OBJECTIVE: State how many lines in these records contain the word "peoples", and nothing else.

Dataset entries on figures:
<<<<

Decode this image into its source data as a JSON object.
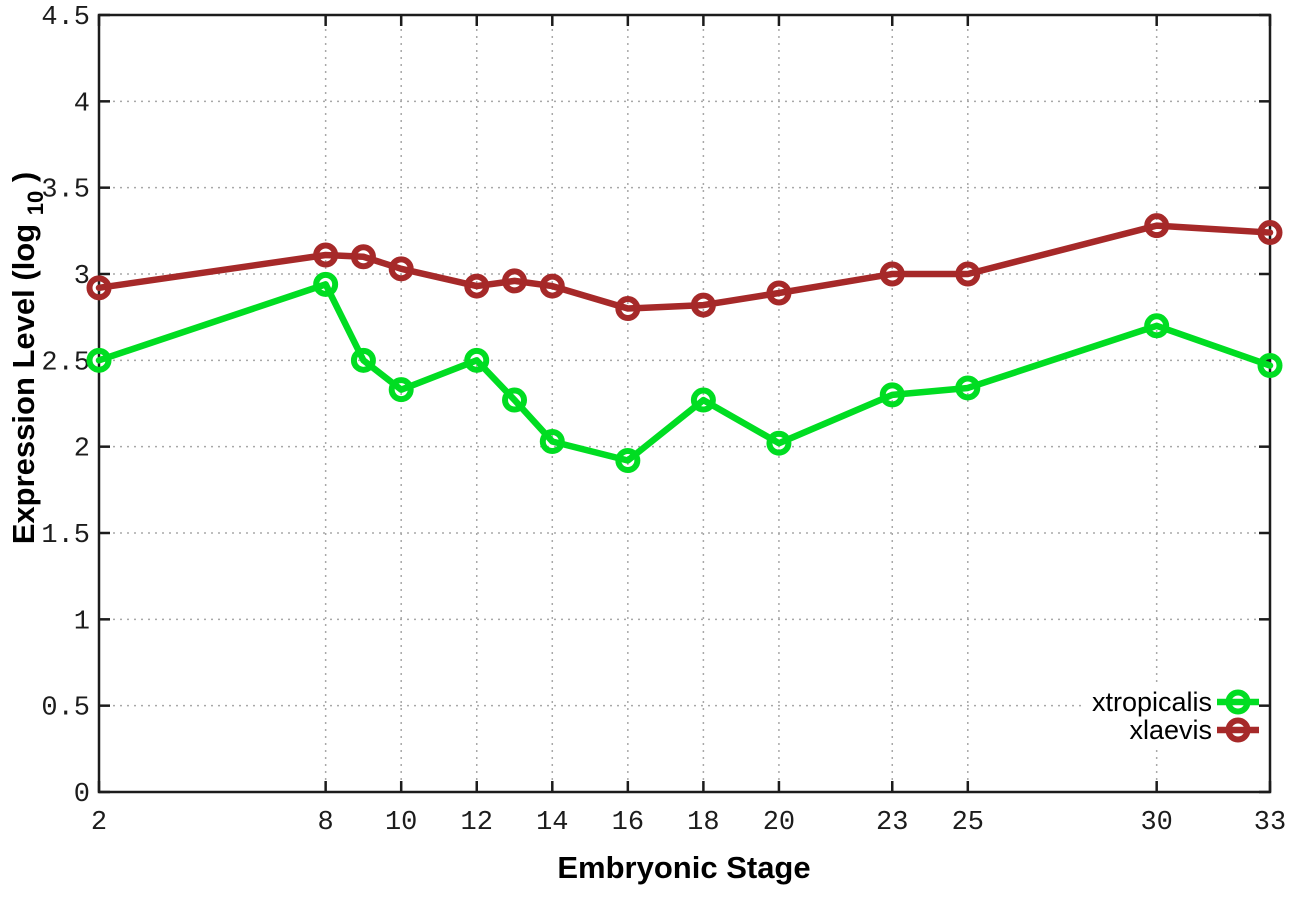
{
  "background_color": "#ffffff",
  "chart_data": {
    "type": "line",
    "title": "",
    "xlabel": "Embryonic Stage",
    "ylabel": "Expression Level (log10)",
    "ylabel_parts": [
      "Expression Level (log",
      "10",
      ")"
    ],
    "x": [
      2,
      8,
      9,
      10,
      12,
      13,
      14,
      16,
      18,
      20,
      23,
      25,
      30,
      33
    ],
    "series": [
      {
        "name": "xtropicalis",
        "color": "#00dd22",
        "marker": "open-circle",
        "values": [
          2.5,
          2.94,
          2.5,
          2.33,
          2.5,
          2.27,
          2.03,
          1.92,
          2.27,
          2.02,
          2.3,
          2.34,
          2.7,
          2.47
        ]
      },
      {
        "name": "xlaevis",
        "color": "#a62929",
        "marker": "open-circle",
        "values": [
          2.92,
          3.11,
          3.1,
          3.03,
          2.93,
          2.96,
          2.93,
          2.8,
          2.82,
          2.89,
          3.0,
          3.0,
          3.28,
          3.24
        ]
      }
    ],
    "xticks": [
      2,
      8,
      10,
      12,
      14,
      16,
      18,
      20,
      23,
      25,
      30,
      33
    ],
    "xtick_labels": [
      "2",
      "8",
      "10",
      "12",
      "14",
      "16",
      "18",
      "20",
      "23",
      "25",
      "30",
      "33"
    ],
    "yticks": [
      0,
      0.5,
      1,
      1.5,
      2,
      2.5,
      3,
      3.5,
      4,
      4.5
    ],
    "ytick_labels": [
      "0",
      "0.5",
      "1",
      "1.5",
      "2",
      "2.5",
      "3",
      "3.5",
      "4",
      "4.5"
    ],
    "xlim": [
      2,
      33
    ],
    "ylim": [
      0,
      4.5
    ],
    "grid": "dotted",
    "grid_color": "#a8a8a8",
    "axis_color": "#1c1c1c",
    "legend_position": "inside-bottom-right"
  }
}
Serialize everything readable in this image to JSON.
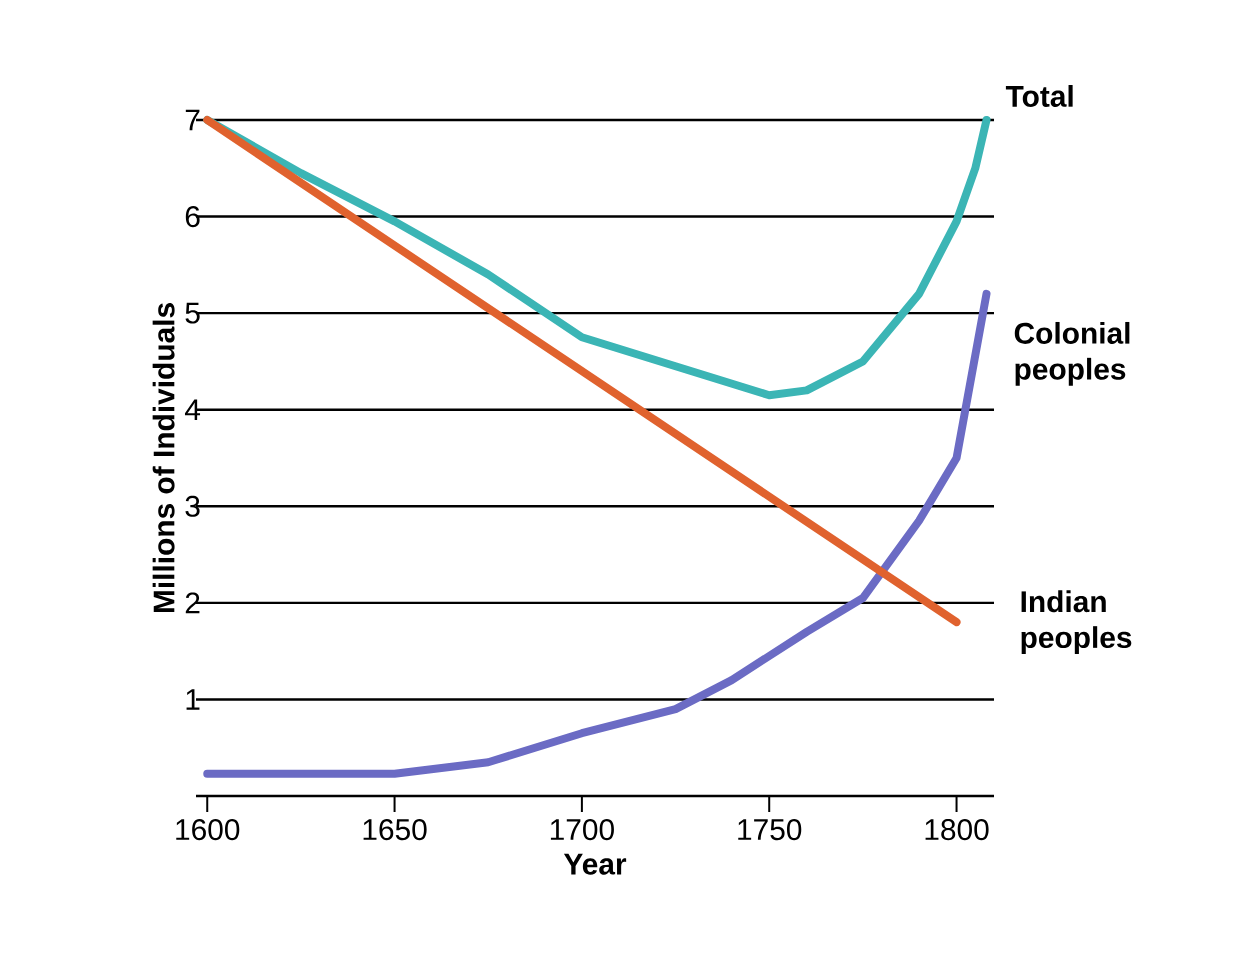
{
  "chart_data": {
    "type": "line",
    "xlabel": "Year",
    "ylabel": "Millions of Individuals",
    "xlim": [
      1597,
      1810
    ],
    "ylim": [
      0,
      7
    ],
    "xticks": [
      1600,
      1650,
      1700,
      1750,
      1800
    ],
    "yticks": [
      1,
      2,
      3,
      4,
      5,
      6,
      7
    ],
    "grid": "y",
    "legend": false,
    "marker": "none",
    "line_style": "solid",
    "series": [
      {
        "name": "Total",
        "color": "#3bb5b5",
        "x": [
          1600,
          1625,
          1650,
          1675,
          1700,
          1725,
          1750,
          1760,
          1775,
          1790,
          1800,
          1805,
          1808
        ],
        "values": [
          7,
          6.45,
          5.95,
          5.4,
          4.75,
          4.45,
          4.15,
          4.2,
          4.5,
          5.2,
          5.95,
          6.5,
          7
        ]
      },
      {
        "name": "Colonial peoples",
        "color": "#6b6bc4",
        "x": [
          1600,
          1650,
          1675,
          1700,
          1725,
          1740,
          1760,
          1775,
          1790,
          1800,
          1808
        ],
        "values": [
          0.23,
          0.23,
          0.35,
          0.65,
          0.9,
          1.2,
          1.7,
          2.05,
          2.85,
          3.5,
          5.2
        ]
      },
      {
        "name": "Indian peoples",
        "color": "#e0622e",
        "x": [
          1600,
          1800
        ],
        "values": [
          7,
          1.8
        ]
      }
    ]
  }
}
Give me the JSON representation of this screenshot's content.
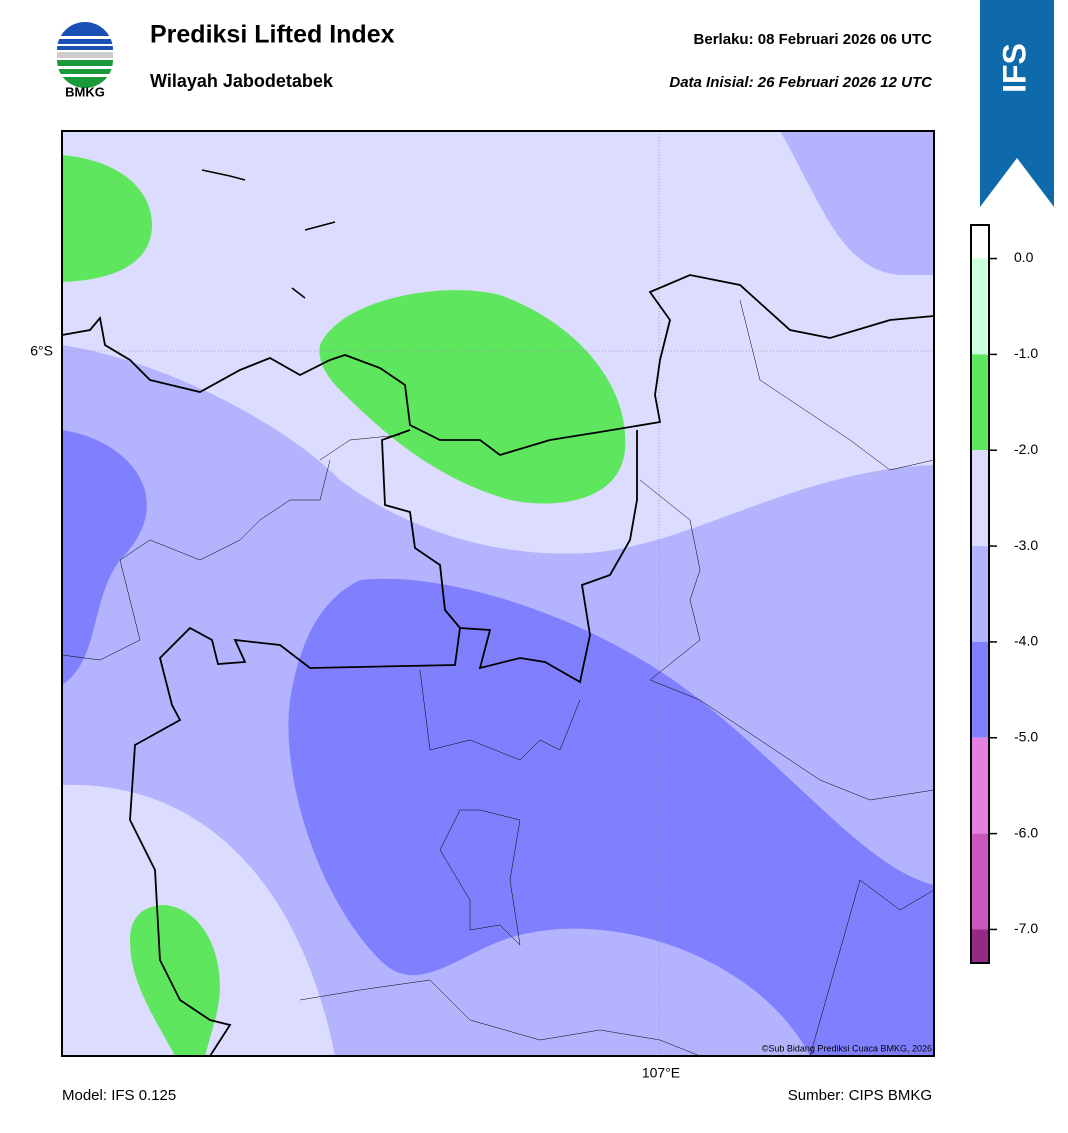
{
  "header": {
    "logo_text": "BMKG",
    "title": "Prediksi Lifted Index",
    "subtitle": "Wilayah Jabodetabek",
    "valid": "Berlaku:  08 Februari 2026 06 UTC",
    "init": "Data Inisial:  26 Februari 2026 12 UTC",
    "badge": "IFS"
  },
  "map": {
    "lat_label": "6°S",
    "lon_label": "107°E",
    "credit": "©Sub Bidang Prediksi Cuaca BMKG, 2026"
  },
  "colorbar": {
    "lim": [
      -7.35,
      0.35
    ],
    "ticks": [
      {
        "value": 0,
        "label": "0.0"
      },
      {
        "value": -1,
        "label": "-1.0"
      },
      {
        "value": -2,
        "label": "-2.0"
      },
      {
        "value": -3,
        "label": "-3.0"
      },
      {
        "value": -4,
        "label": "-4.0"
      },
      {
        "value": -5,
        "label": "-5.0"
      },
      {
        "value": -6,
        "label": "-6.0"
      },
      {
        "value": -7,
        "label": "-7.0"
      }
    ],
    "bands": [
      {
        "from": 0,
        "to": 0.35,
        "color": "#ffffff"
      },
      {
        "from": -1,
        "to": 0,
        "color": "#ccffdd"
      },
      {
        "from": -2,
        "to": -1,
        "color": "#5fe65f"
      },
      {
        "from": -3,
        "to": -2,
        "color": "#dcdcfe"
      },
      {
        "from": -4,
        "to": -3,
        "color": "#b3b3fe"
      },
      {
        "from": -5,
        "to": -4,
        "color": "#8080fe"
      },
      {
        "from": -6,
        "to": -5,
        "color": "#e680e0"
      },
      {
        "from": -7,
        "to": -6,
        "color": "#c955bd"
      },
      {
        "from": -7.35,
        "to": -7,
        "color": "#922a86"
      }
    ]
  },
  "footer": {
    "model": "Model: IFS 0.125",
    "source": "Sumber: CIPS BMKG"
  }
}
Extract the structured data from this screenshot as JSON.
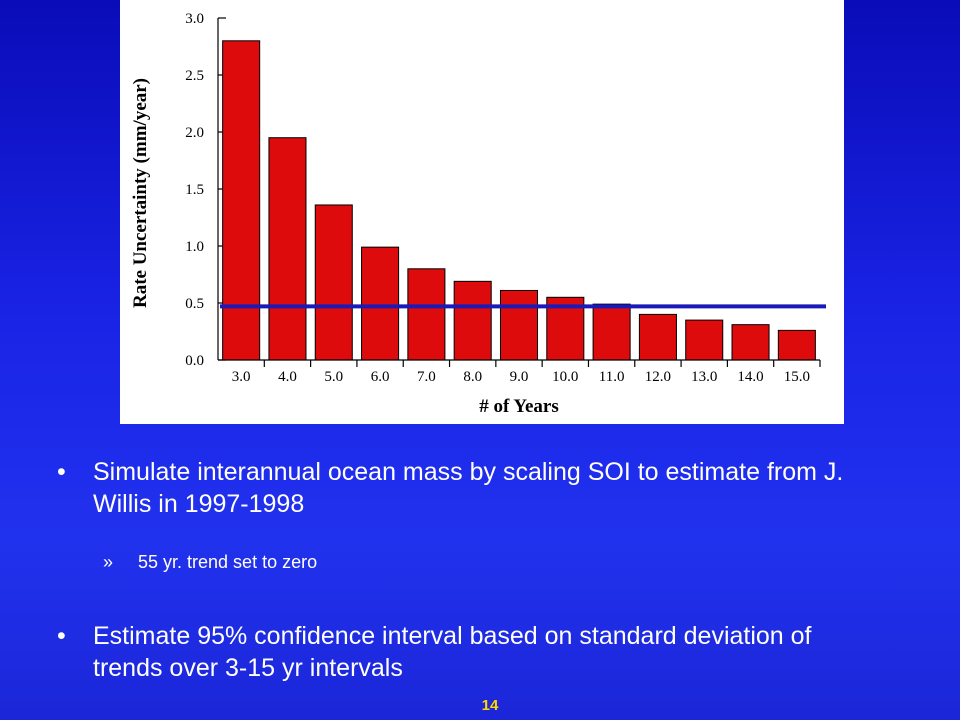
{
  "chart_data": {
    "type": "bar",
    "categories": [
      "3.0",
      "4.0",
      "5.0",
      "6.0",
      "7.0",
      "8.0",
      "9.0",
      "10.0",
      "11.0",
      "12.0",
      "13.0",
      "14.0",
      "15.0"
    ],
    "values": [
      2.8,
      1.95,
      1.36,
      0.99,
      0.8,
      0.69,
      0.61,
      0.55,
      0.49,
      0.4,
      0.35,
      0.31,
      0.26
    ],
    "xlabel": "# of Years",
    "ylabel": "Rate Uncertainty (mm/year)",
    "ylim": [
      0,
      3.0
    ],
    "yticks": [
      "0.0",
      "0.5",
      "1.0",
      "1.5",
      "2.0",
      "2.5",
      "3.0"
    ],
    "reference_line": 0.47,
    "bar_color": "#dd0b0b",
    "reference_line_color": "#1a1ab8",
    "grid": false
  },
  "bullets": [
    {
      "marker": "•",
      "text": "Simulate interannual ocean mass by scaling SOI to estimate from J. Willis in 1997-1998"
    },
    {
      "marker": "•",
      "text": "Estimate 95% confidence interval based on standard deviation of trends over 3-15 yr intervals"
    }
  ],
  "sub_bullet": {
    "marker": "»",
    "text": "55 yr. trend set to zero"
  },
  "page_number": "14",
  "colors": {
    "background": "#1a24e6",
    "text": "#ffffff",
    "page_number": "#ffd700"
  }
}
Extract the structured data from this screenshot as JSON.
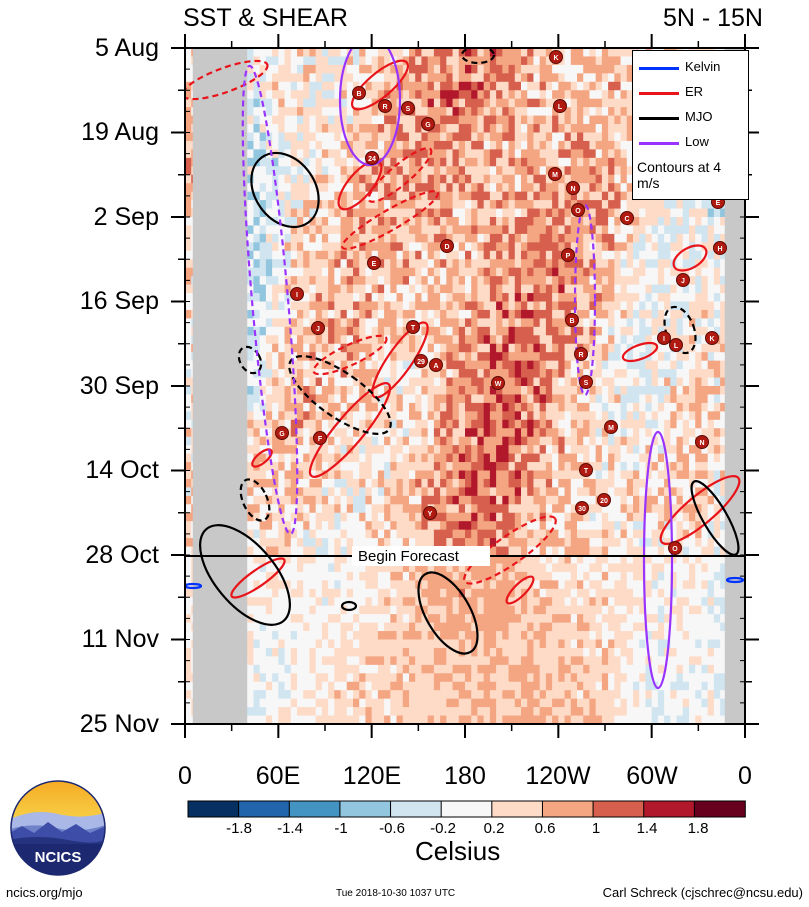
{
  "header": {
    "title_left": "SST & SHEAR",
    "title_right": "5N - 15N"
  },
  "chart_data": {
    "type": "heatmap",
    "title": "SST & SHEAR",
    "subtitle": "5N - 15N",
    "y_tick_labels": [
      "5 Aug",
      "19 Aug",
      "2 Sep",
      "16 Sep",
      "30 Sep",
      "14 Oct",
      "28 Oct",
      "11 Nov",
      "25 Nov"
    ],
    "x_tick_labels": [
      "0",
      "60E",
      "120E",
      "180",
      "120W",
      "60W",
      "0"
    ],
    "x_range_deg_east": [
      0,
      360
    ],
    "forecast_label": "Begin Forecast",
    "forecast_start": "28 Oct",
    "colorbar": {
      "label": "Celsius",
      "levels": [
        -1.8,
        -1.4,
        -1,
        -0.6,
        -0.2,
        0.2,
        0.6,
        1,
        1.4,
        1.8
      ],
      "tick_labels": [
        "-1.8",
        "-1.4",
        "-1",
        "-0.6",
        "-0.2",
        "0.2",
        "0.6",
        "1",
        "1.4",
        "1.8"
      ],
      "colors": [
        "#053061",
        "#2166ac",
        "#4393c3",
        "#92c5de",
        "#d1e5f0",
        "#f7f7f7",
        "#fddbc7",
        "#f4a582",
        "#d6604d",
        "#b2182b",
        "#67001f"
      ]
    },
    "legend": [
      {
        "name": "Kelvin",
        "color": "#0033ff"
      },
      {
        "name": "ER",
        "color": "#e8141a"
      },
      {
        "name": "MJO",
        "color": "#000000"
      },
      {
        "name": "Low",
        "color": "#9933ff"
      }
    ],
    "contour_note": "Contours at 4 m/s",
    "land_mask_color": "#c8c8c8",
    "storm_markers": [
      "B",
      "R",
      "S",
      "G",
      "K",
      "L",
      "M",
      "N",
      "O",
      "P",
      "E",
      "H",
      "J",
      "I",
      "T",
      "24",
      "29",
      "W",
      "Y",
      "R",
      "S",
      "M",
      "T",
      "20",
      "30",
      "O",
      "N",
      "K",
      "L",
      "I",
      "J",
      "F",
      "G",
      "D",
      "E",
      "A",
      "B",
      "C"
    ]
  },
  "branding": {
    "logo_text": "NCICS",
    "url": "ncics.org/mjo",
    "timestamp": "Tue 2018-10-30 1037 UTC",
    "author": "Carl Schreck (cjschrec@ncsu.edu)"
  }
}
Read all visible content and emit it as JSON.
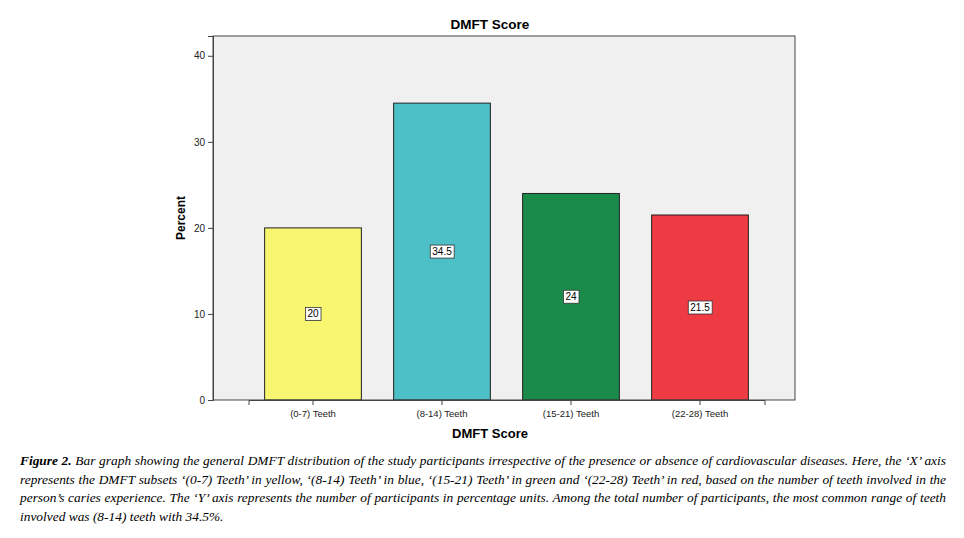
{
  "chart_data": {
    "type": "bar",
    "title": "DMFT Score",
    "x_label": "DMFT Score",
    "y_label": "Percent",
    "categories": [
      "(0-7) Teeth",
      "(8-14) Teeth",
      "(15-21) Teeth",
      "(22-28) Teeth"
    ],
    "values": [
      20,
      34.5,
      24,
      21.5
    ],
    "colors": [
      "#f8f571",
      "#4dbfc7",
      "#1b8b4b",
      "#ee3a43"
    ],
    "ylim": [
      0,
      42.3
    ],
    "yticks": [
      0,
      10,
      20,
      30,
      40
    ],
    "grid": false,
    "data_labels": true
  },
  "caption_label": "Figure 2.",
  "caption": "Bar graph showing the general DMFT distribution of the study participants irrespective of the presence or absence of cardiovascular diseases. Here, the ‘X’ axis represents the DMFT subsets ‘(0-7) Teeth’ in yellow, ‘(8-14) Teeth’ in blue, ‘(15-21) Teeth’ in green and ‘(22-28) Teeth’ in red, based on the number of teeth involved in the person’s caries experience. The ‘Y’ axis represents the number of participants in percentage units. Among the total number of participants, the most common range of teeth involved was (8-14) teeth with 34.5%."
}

>>>>

RESPONSE: 2